**Aim:**
All of the records below need to be copied exactly.
--------------------------------
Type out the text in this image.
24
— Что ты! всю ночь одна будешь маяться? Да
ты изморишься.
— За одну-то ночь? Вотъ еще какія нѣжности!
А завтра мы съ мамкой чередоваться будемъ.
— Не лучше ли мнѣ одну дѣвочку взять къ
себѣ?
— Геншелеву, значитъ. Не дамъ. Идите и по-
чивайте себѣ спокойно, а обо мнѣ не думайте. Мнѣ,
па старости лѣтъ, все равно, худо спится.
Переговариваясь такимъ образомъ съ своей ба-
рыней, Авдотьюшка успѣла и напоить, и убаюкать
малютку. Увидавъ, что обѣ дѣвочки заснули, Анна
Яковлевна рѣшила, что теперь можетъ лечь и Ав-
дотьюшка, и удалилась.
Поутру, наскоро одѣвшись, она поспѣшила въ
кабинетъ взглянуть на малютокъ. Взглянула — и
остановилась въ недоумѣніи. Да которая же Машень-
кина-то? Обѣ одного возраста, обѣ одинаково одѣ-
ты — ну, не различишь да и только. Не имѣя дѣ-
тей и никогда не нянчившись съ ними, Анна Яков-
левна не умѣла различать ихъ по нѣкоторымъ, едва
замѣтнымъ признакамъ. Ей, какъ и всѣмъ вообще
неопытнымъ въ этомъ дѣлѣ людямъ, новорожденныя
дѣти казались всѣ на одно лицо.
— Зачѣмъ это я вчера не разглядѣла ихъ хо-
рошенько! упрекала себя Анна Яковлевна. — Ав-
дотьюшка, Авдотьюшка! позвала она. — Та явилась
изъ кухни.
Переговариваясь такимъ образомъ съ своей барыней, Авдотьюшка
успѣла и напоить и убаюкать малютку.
--------------------------------
**Solved exercise:**
Type out the text in this image.
24
— Что ты! всю ночь одна будешь маяться? Да
ты изморишься.
— За одну-то ночь? Вотъ еще какія нѣжности!
А завтра мы съ мамкой чередоваться будемъ.
— Не лучше ли мнѣ одну дѣвочку взять къ
себѣ?
— Геншелеву, значитъ. Не дамъ. Идите и по-
чивайте себѣ спокойно, а обо мнѣ не думайте. Мнѣ,
па старости лѣтъ, все равно, худо спится.
Переговариваясь такимъ образомъ съ своей ба-
рыней, Авдотьюшка успѣла и напоить, и убаюкать
малютку. Увидавъ, что обѣ дѣвочки заснули, Анна
Яковлевна рѣшила, что теперь можетъ лечь и Ав-
дотьюшка, и удалилась.
Поутру, наскоро одѣвшись, она поспѣшила въ
кабинетъ взглянуть на малютокъ. Взглянула — и
остановилась въ недоумѣніи. Да которая же Машень-
кина-то? Обѣ одного возраста, обѣ одинаково одѣ-
ты — ну, не различишь да и только. Не имѣя дѣ-
тей и никогда не нянчившись съ ними, Анна Яков-
левна не умѣла различать ихъ по нѣкоторымъ, едва
замѣтнымъ признакамъ. Ей, какъ и всѣмъ вообще
неопытнымъ въ этомъ дѣлѣ людямъ, новорожденныя
дѣти казались всѣ на одно лицо.
— Зачѣмъ это я вчера не разглядѣла ихъ хо-
рошенько! упрекала себя Анна Яковлевна. — Ав-
дотьюшка, Авдотьюшка! позвала она. — Та явилась
изъ кухни.
Переговариваясь такимъ образомъ съ своей барыней, Авдотьюшка
успѣла и напоить и убаюкать малютку.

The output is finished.